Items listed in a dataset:
####################

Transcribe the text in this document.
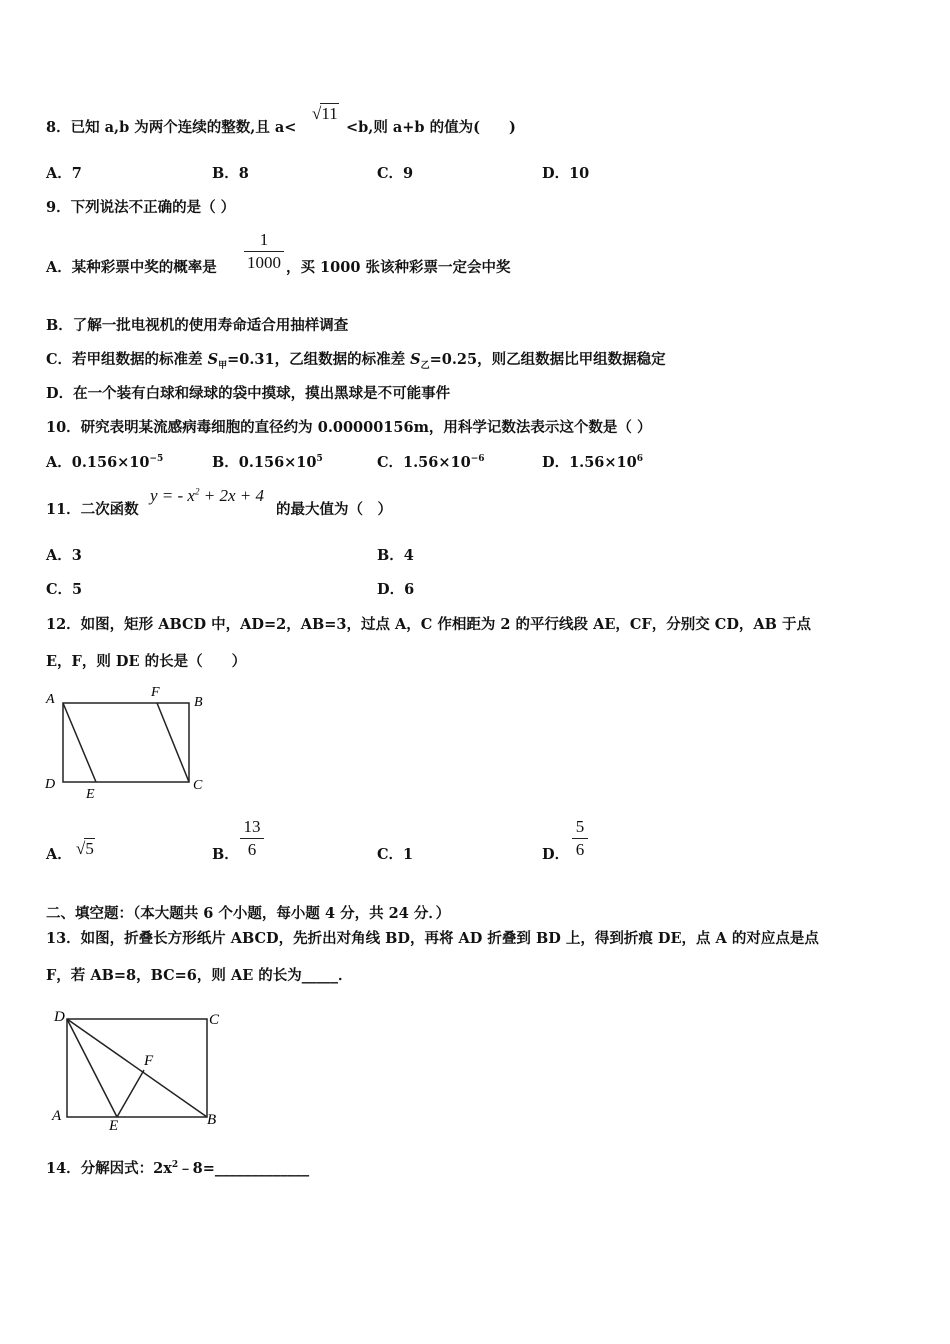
8．已知 a,b 为两个连续的整数,且 a<
√11
<b,则 a+b 的值为(　　)
A．7	B．8	C．9	D．10
9．下列说法不正确的是（ ）
A．某种彩票中奖的概率是
1
1000 ，买 1000 张该种彩票一定会中奖
B．了解一批电视机的使用寿命适合用抽样调查
C．若甲组数据的标准差 $S_甲=0.31$，乙组数据的标准差 $S_乙=0.25$，则乙组数据比甲组数据稳定
D．在一个装有白球和绿球的袋中摸球，摸出黑球是不可能事件
10．研究表明某流感病毒细胞的直径约为 0.00000156m，用科学记数法表示这个数是（ ）
A．$0.156\times 10^{-5}$	B．$0.156\times 10^5$	C．$1.56\times 10^{-6}$	D．$1.56\times 10^6$
11．二次函数
y = - $x^2 + 2x + 4$
的最大值为（　）
A．3	B．4
C．5	D．6
12．如图，矩形 ABCD 中，AD=2，AB=3，过点 A，C 作相距为 2 的平行线段 AE，CF，分别交 CD，AB 于点
E，F，则 DE 的长是（　　）
A	F
B
D
E
C
A． √5	B．
13
6	C．1	D．
5
6
二、填空题：（本大题共 6 个小题，每小题 4 分，共 24 分．）
13．如图，折叠长方形纸片 ABCD，先折出对角线 BD，再将 AD 折叠到 BD 上，得到折痕 DE，点 A 的对应点是点
F，若 AB=8，BC=6，则 AE 的长为_____．
D	C
F
A
E	B
14．分解因式：$2x^2﹣8=\_\_\_\_\_\_\_\_\_\_\_\_\_$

####################

* [Work to do]: Search the data for the string "ABCD". List each line that has it.

* [Result of the task]:
12．如图，矩形 ABCD 中，AD=2，AB=3，过点 A，C 作相距为 2 的平行线段 AE，CF，分别交 CD，AB 于点
13．如图，折叠长方形纸片 ABCD，先折出对角线 BD，再将 AD 折叠到 BD 上，得到折痕 DE，点 A 的对应点是点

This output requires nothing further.